→ **SUPPLIED MATERIAL**
-- -- --

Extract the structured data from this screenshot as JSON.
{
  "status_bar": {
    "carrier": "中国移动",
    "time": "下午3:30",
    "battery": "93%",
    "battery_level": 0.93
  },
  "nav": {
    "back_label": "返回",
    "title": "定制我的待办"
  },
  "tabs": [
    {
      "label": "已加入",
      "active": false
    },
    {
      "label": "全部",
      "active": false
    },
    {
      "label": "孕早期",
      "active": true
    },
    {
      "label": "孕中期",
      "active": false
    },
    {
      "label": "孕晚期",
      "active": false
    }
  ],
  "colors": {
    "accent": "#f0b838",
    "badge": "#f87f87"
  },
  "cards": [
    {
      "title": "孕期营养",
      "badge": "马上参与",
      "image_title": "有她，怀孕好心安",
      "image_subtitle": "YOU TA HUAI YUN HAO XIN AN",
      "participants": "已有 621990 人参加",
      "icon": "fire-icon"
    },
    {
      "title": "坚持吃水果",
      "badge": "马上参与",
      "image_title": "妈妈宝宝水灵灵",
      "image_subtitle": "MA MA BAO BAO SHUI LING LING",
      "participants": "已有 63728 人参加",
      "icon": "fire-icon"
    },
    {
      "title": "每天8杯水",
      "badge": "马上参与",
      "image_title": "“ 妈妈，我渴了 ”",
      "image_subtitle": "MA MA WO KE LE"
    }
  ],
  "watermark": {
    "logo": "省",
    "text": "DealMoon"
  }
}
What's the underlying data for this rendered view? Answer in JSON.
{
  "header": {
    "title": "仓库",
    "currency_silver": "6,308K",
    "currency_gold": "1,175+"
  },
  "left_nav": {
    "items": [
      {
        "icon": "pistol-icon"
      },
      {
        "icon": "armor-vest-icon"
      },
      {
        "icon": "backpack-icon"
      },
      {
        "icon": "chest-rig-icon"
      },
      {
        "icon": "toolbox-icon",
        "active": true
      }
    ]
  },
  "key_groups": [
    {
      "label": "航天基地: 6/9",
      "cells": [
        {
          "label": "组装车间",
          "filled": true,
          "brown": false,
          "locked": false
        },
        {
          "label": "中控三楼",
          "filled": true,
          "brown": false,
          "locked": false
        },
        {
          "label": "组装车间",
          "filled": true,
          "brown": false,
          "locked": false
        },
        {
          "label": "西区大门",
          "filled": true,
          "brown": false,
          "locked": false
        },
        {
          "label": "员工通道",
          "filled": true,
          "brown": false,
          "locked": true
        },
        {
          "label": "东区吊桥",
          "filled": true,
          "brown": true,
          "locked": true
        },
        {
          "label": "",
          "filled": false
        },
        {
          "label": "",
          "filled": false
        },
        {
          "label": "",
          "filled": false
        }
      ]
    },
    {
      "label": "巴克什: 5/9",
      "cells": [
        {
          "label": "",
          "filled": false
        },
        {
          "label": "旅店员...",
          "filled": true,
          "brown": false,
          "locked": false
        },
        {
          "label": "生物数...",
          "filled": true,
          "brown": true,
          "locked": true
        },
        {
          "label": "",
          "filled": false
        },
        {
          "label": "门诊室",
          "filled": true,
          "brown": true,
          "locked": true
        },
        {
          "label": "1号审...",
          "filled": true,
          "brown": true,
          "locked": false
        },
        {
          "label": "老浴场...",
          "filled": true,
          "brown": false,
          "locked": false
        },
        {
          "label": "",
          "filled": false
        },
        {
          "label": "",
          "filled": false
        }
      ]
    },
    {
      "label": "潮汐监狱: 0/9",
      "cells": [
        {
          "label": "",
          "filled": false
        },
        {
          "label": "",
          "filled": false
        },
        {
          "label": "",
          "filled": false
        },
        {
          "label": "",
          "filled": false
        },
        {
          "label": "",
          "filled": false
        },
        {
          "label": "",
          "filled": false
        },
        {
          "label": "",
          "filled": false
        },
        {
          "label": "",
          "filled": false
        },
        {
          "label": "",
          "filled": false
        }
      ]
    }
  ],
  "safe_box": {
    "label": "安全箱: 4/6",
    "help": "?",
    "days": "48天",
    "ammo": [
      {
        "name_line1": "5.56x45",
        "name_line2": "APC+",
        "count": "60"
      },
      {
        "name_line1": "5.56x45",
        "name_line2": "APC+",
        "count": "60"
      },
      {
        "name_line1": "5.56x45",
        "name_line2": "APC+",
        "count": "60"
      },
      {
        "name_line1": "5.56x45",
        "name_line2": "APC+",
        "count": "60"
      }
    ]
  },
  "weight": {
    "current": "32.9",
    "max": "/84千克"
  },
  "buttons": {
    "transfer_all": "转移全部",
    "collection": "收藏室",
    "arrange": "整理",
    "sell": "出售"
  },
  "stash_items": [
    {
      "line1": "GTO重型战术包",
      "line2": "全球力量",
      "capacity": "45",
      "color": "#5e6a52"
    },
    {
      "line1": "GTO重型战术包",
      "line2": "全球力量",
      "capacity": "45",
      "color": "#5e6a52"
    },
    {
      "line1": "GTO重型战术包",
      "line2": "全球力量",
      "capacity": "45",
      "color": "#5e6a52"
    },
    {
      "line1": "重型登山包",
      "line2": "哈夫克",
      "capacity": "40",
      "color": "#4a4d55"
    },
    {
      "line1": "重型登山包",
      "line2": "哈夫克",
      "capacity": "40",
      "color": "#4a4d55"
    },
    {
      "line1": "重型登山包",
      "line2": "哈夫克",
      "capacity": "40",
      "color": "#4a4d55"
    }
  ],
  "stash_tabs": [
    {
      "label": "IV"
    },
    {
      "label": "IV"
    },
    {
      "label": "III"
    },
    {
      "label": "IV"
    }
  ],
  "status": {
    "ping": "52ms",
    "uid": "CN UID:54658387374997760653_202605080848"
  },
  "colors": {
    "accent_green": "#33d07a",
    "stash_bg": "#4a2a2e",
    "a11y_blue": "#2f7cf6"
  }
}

-- -- --

Repeat every record, exactly as written.

Extract the structured data from this screenshot as JSON.
{
  "status_bar": {
    "carrier": "中国移动",
    "time": "下午3:30",
    "battery": "93%",
    "battery_level": 0.93
  },
  "nav": {
    "back_label": "返回",
    "title": "定制我的待办"
  },
  "tabs": [
    {
      "label": "已加入",
      "active": false
    },
    {
      "label": "全部",
      "active": false
    },
    {
      "label": "孕早期",
      "active": true
    },
    {
      "label": "孕中期",
      "active": false
    },
    {
      "label": "孕晚期",
      "active": false
    }
  ],
  "colors": {
    "accent": "#f0b838",
    "badge": "#f87f87"
  },
  "cards": [
    {
      "title": "孕期营养",
      "badge": "马上参与",
      "image_title": "有她，怀孕好心安",
      "image_subtitle": "YOU TA HUAI YUN HAO XIN AN",
      "participants": "已有 621990 人参加",
      "icon": "fire-icon"
    },
    {
      "title": "坚持吃水果",
      "badge": "马上参与",
      "image_title": "妈妈宝宝水灵灵",
      "image_subtitle": "MA MA BAO BAO SHUI LING LING",
      "participants": "已有 63728 人参加",
      "icon": "fire-icon"
    },
    {
      "title": "每天8杯水",
      "badge": "马上参与",
      "image_title": "“ 妈妈，我渴了 ”",
      "image_subtitle": "MA MA WO KE LE"
    }
  ],
  "watermark": {
    "logo": "省",
    "text": "DealMoon"
  }
}
What's the underlying data for this rendered view? Answer in JSON.
{
  "header": {
    "title": "仓库",
    "currency_silver": "6,308K",
    "currency_gold": "1,175+"
  },
  "left_nav": {
    "items": [
      {
        "icon": "pistol-icon"
      },
      {
        "icon": "armor-vest-icon"
      },
      {
        "icon": "backpack-icon"
      },
      {
        "icon": "chest-rig-icon"
      },
      {
        "icon": "toolbox-icon",
        "active": true
      }
    ]
  },
  "key_groups": [
    {
      "label": "航天基地: 6/9",
      "cells": [
        {
          "label": "组装车间",
          "filled": true,
          "brown": false,
          "locked": false
        },
        {
          "label": "中控三楼",
          "filled": true,
          "brown": false,
          "locked": false
        },
        {
          "label": "组装车间",
          "filled": true,
          "brown": false,
          "locked": false
        },
        {
          "label": "西区大门",
          "filled": true,
          "brown": false,
          "locked": false
        },
        {
          "label": "员工通道",
          "filled": true,
          "brown": false,
          "locked": true
        },
        {
          "label": "东区吊桥",
          "filled": true,
          "brown": true,
          "locked": true
        },
        {
          "label": "",
          "filled": false
        },
        {
          "label": "",
          "filled": false
        },
        {
          "label": "",
          "filled": false
        }
      ]
    },
    {
      "label": "巴克什: 5/9",
      "cells": [
        {
          "label": "",
          "filled": false
        },
        {
          "label": "旅店员...",
          "filled": true,
          "brown": false,
          "locked": false
        },
        {
          "label": "生物数...",
          "filled": true,
          "brown": true,
          "locked": true
        },
        {
          "label": "",
          "filled": false
        },
        {
          "label": "门诊室",
          "filled": true,
          "brown": true,
          "locked": true
        },
        {
          "label": "1号审...",
          "filled": true,
          "brown": true,
          "locked": false
        },
        {
          "label": "老浴场...",
          "filled": true,
          "brown": false,
          "locked": false
        },
        {
          "label": "",
          "filled": false
        },
        {
          "label": "",
          "filled": false
        }
      ]
    },
    {
      "label": "潮汐监狱: 0/9",
      "cells": [
        {
          "label": "",
          "filled": false
        },
        {
          "label": "",
          "filled": false
        },
        {
          "label": "",
          "filled": false
        },
        {
          "label": "",
          "filled": false
        },
        {
          "label": "",
          "filled": false
        },
        {
          "label": "",
          "filled": false
        },
        {
          "label": "",
          "filled": false
        },
        {
          "label": "",
          "filled": false
        },
        {
          "label": "",
          "filled": false
        }
      ]
    }
  ],
  "safe_box": {
    "label": "安全箱: 4/6",
    "help": "?",
    "days": "48天",
    "ammo": [
      {
        "name_line1": "5.56x45",
        "name_line2": "APC+",
        "count": "60"
      },
      {
        "name_line1": "5.56x45",
        "name_line2": "APC+",
        "count": "60"
      },
      {
        "name_line1": "5.56x45",
        "name_line2": "APC+",
        "count": "60"
      },
      {
        "name_line1": "5.56x45",
        "name_line2": "APC+",
        "count": "60"
      }
    ]
  },
  "weight": {
    "current": "32.9",
    "max": "/84千克"
  },
  "buttons": {
    "transfer_all": "转移全部",
    "collection": "收藏室",
    "arrange": "整理",
    "sell": "出售"
  },
  "stash_items": [
    {
      "line1": "GTO重型战术包",
      "line2": "全球力量",
      "capacity": "45",
      "color": "#5e6a52"
    },
    {
      "line1": "GTO重型战术包",
      "line2": "全球力量",
      "capacity": "45",
      "color": "#5e6a52"
    },
    {
      "line1": "GTO重型战术包",
      "line2": "全球力量",
      "capacity": "45",
      "color": "#5e6a52"
    },
    {
      "line1": "重型登山包",
      "line2": "哈夫克",
      "capacity": "40",
      "color": "#4a4d55"
    },
    {
      "line1": "重型登山包",
      "line2": "哈夫克",
      "capacity": "40",
      "color": "#4a4d55"
    },
    {
      "line1": "重型登山包",
      "line2": "哈夫克",
      "capacity": "40",
      "color": "#4a4d55"
    }
  ],
  "stash_tabs": [
    {
      "label": "IV"
    },
    {
      "label": "IV"
    },
    {
      "label": "III"
    },
    {
      "label": "IV"
    }
  ],
  "status": {
    "ping": "52ms",
    "uid": "CN UID:54658387374997760653_202605080848"
  },
  "colors": {
    "accent_green": "#33d07a",
    "stash_bg": "#4a2a2e",
    "a11y_blue": "#2f7cf6"
  }
}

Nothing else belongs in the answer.